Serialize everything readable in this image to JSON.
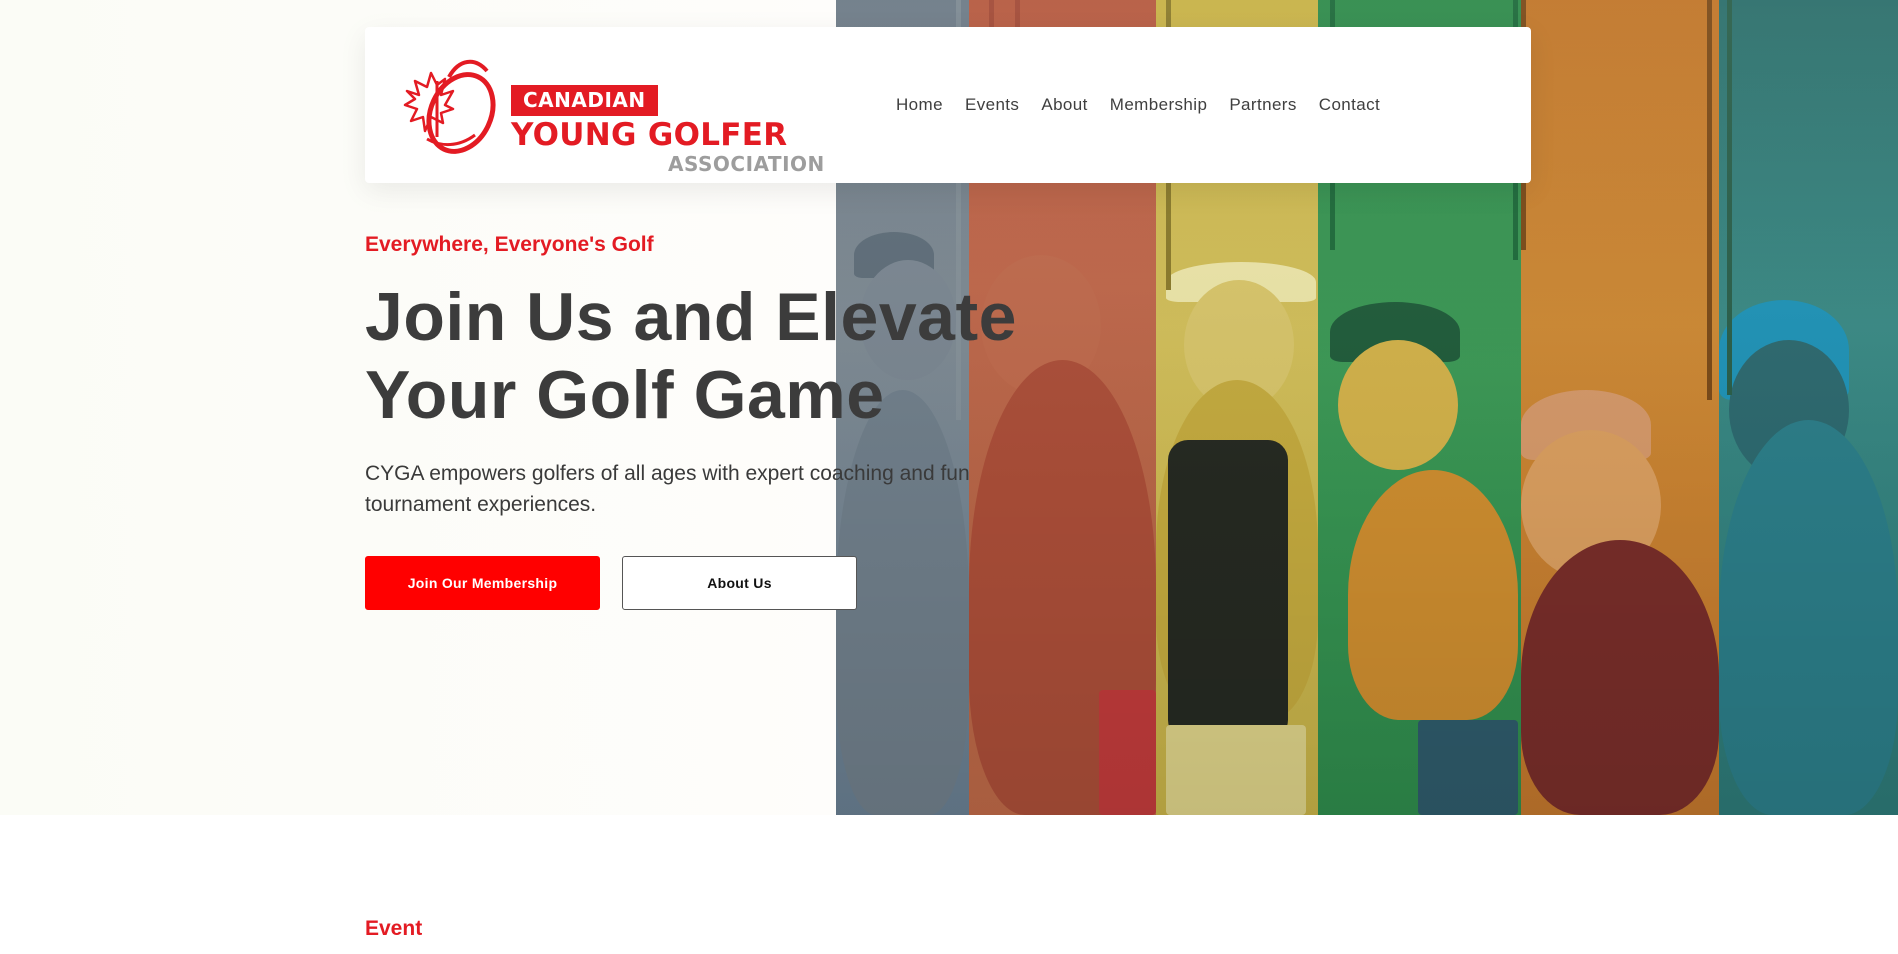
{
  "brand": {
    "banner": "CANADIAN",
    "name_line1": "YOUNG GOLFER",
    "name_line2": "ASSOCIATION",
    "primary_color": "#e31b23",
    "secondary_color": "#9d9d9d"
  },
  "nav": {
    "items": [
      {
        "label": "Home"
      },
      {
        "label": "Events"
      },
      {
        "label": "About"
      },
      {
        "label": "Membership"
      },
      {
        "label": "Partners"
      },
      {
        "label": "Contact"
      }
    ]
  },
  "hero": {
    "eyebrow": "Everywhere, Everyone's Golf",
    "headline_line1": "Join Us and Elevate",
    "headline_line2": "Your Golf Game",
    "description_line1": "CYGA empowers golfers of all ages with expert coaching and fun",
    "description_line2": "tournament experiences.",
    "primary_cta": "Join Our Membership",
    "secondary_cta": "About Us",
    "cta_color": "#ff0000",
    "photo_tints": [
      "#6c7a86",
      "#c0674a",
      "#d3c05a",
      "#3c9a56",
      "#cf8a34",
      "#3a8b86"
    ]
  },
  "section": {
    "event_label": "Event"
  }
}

» **GIVEN REQUEST**
Take every line from the data above that holds "Join" and copy it out.

» **THE ANSWER**
    "headline_line1": "Join Us and Elevate",
    "primary_cta": "Join Our Membership",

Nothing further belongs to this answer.